#### EXTRACTED RECORDS ####

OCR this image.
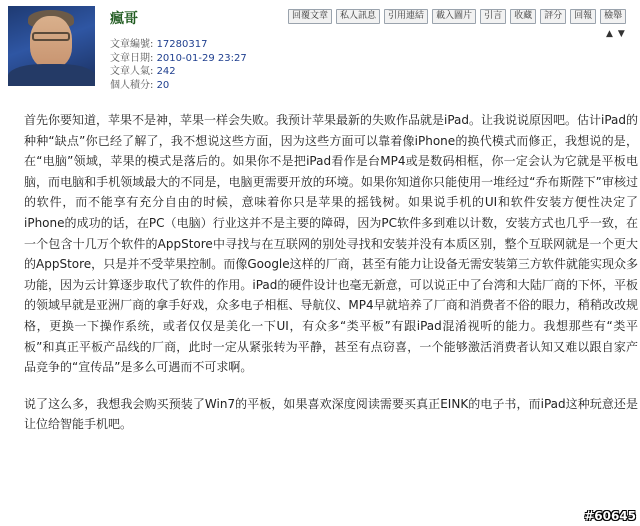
瘋哥
文章編號: 17280317
文章日期: 2010-01-29 23:27
文章人氣: 242
個人積分: 20
回覆文章	私人訊息	引用連結	載入圖片	引言	收藏	評分	回報	檢舉
▲ ▼

首先你要知道，苹果不是神，苹果一样会失败。我预计苹果最新的失败作品就是iPad。让我说说原因吧。估计iPad的种种“缺点”你已经了解了，我不想说这些方面，因为这些方面可以靠着像iPhone的换代模式而修正，我想说的是，在“电脑”领域，苹果的模式是落后的。如果你不是把iPad看作是台MP4或是数码相框，你一定会认为它就是平板电脑，而电脑和手机领域最大的不同是，电脑更需要开放的环境。如果你知道你只能使用一堆经过“乔布斯陛下”审核过的软件，而不能享有充分自由的时候，意味着你只是苹果的摇钱树。如果说手机的UI和软件安装方便性决定了iPhone的成功的话，在PC（电脑）行业这并不是主要的障碍，因为PC软件多到难以计数，安装方式也几乎一致，在一个包含十几万个软件的AppStore中寻找与在互联网的别处寻找和安装并没有本质区别，整个互联网就是一个更大的AppStore，只是并不受苹果控制。而像Google这样的厂商，甚至有能力让设备无需安装第三方软件就能实现众多功能，因为云计算逐步取代了软件的作用。iPad的硬件设计也毫无新意，可以说正中了台湾和大陆厂商的下怀，平板的领域早就是亚洲厂商的拿手好戏，众多电子相框、导航仪、MP4早就培养了厂商和消费者不俗的眼力，稍稍改改规格，更换一下操作系统，或者仅仅是美化一下UI，有众多“类平板”有跟iPad混淆视听的能力。我想那些有“类平板”和真正平板产品线的厂商，此时一定从紧张转为平静，甚至有点窃喜，一个能够激活消费者认知又难以跟自家产品竞争的“宣传品”是多么可遇而不可求啊。

说了这么多，我想我会购买预装了Win7的平板，如果喜欢深度阅读需要买真正EINK的电子书，而iPad这种玩意还是让位给智能手机吧。

#60645
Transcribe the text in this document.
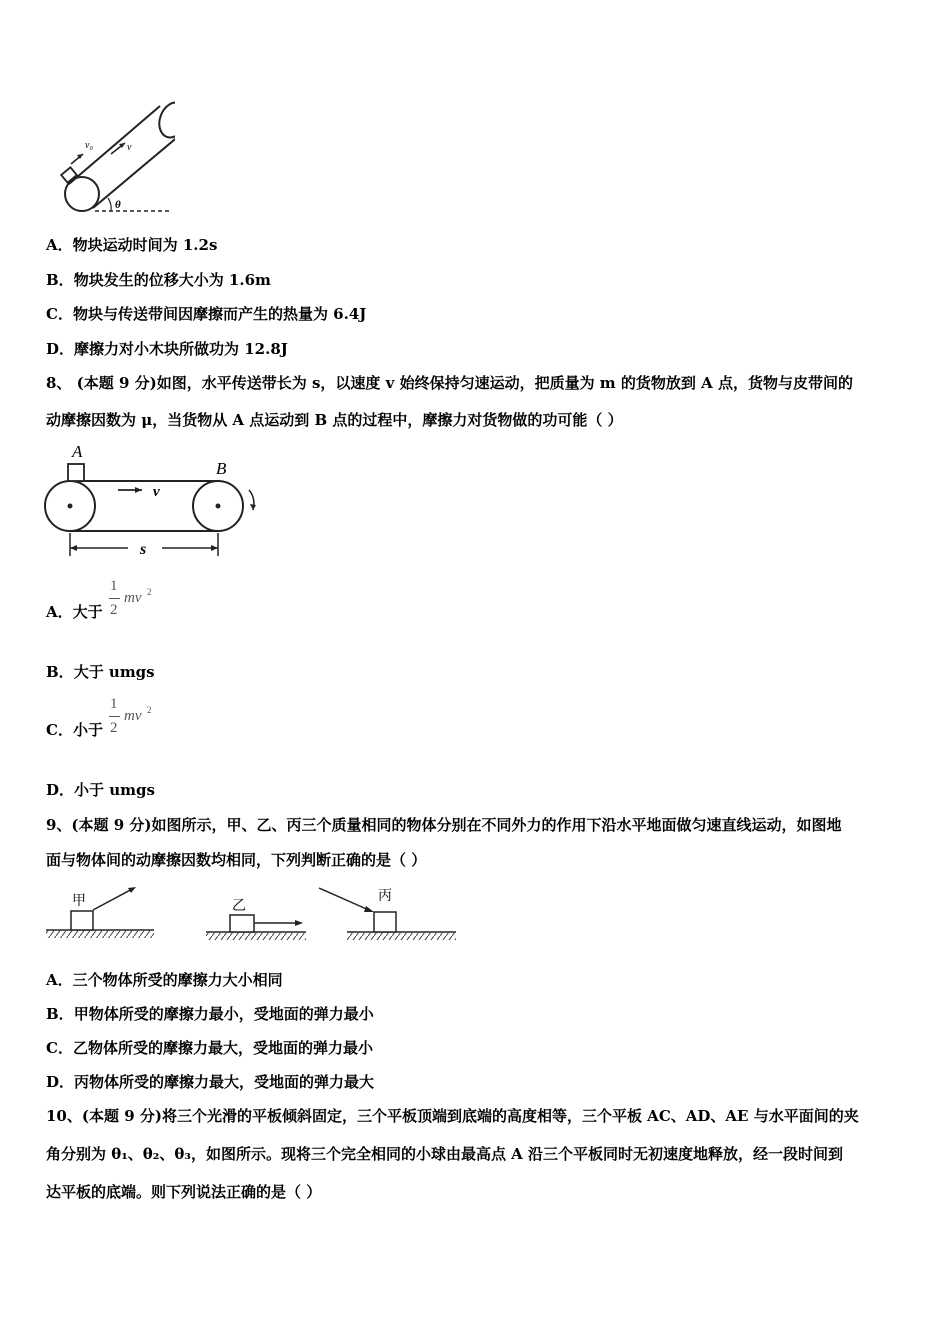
v₀	v
θ
A．物块运动时间为 1.2s
B．物块发生的位移大小为 1.6m
C．物块与传送带间因摩擦而产生的热量为 6.4J
D．摩擦力对小木块所做功为 12.8J
8、 (本题 9 分)如图，水平传送带长为 s，以速度 v 始终保持匀速运动，把质量为 m 的货物放到 A 点，货物与皮带间的
动摩擦因数为 μ，当货物从 A 点运动到 B 点的过程中，摩擦力对货物做的功可能（ ）
A
B
v
s
A．大于
1
2
mv 2
B．大于 umgs
C．小于
1
2
mv 2
D．小于 umgs
9、(本题 9 分)如图所示，甲、乙、丙三个质量相同的物体分别在不同外力的作用下沿水平地面做匀速直线运动，如图地
面与物体间的动摩擦因数均相同，下列判断正确的是（ ）
甲	乙
丙
A．三个物体所受的摩擦力大小相同
B．甲物体所受的摩擦力最小，受地面的弹力最小
C．乙物体所受的摩擦力最大，受地面的弹力最小
D．丙物体所受的摩擦力最大，受地面的弹力最大
10、(本题 9 分)将三个光滑的平板倾斜固定，三个平板顶端到底端的高度相等，三个平板 AC、AD、AE 与水平面间的夹
角分别为 θ₁、θ₂、θ₃，如图所示。现将三个完全相同的小球由最高点 A 沿三个平板同时无初速度地释放，经一段时间到
达平板的底端。则下列说法正确的是（ ）
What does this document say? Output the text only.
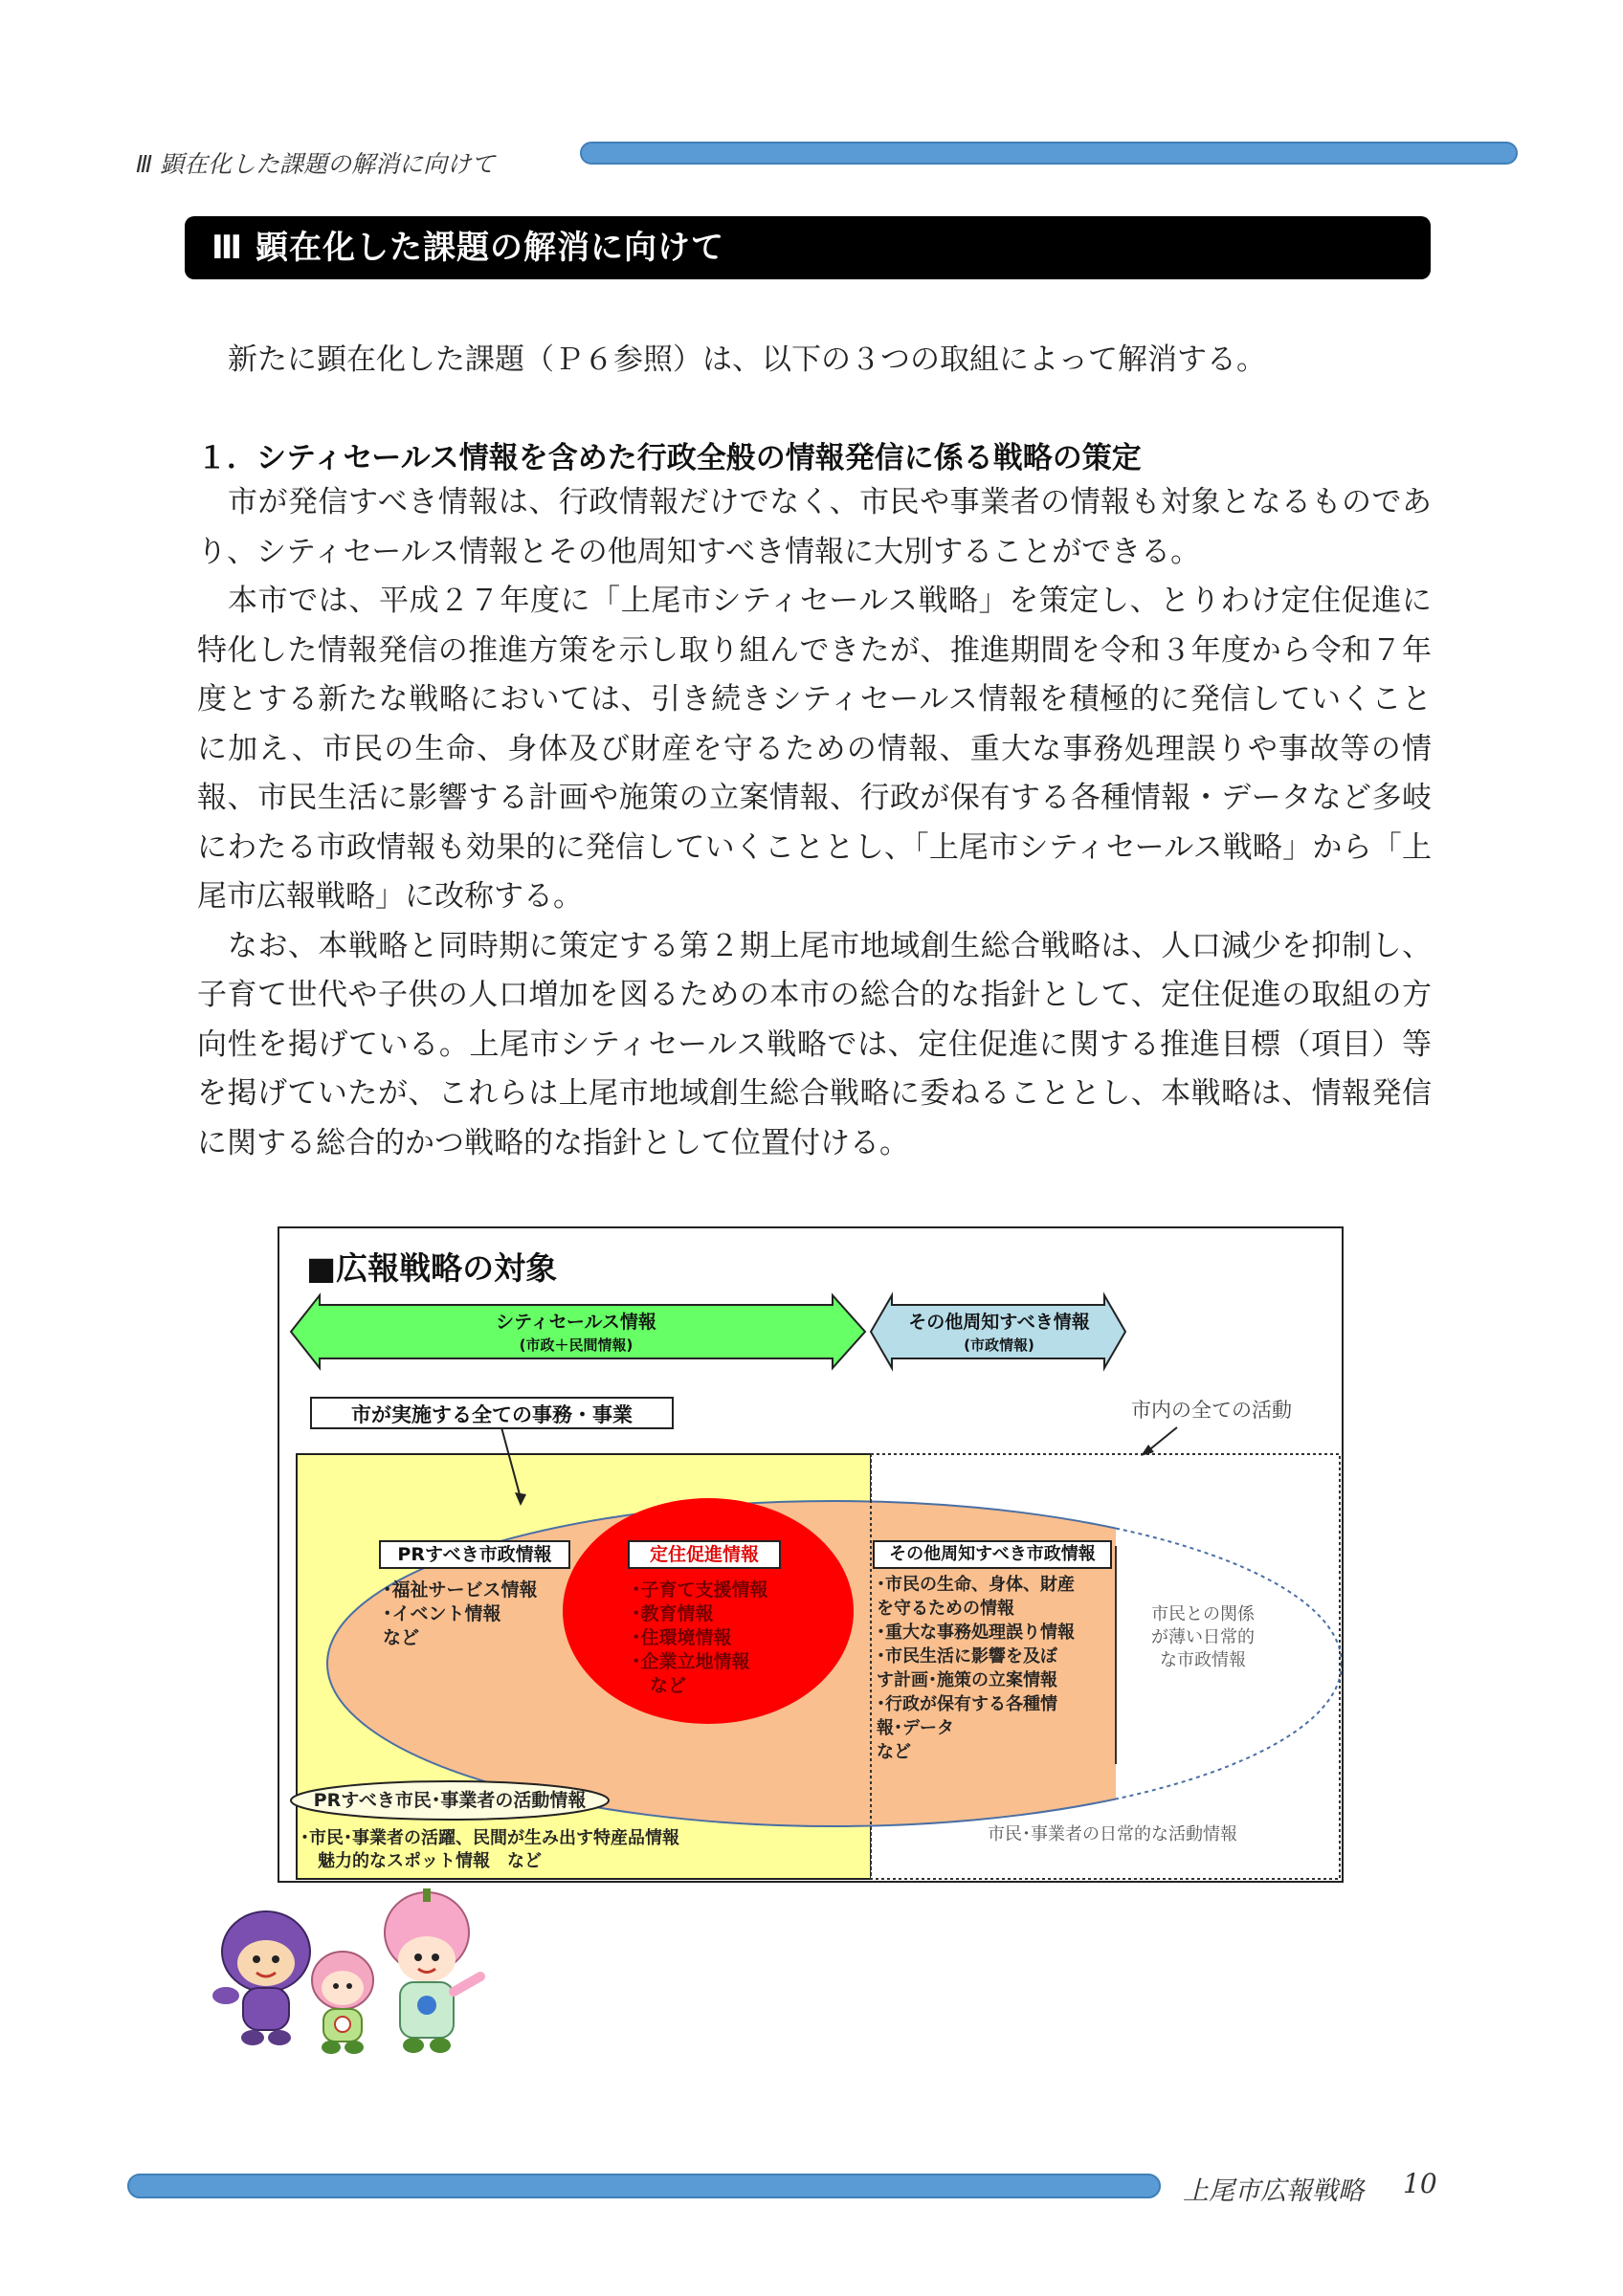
Ⅲ 顕在化した課題の解消に向けて
Ⅲ 顕在化した課題の解消に向けて
新たに顕在化した課題（Ｐ６参照）は、以下の３つの取組によって解消する。
１．シティセールス情報を含めた行政全般の情報発信に係る戦略の策定

市が発信すべき情報は、行政情報だけでなく、市民や事業者の情報も対象となるものであり、シティセールス情報とその他周知すべき情報に大別することができる。

本市では、平成２７年度に「上尾市シティセールス戦略」を策定し、とりわけ定住促進に特化した情報発信の推進方策を示し取り組んできたが、推進期間を令和３年度から令和７年度とする新たな戦略においては、引き続きシティセールス情報を積極的に発信していくことに加え、市民の生命、身体及び財産を守るための情報、重大な事務処理誤りや事故等の情報、市民生活に影響する計画や施策の立案情報、行政が保有する各種情報・データなど多岐にわたる市政情報も効果的に発信していくこととし、「上尾市シティセールス戦略」から「上尾市広報戦略」に改称する。

なお、本戦略と同時期に策定する第２期上尾市地域創生総合戦略は、人口減少を抑制し、子育て世代や子供の人口増加を図るための本市の総合的な指針として、定住促進の取組の方向性を掲げている。上尾市シティセールス戦略では、定住促進に関する推進目標（項目）等を掲げていたが、これらは上尾市地域創生総合戦略に委ねることとし、本戦略は、情報発信に関する総合的かつ戦略的な指針として位置付ける。

■広報戦略の対象
シティセールス情報
(市政＋民間情報)
その他周知すべき情報
(市政情報)
市が実施する全ての事務・事業	市内の全ての活動
PRすべき市政情報
･福祉サービス情報
･イベント情報
など
定住促進情報
･子育て支援情報
･教育情報
･住環境情報
･企業立地情報
　など
その他周知すべき市政情報
･市民の生命、身体、財産
を守るための情報
･重大な事務処理誤り情報
･市民生活に影響を及ぼ
す計画･施策の立案情報
･行政が保有する各種情
報･データ
など
市民との関係
が薄い日常的
な市政情報
PRすべき市民･事業者の活動情報
･市民･事業者の活躍、民間が生み出す特産品情報
　魅力的なスポット情報　など
市民･事業者の日常的な活動情報
上尾市広報戦略 10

####

▶ [STATED EXERCISE]:
Examine the records and pull out every line where the string "如图所示" occurs.

▶ [THE OUTPUT]:
9、(本题 9 分)如图所示，甲、乙、丙三个质量相同的物体分别在不同外力的作用下沿水平地面做匀速直线运动，如图地
角分别为 θ₁、θ₂、θ₃，如图所示。现将三个完全相同的小球由最高点 A 沿三个平板同时无初速度地释放，经一段时间到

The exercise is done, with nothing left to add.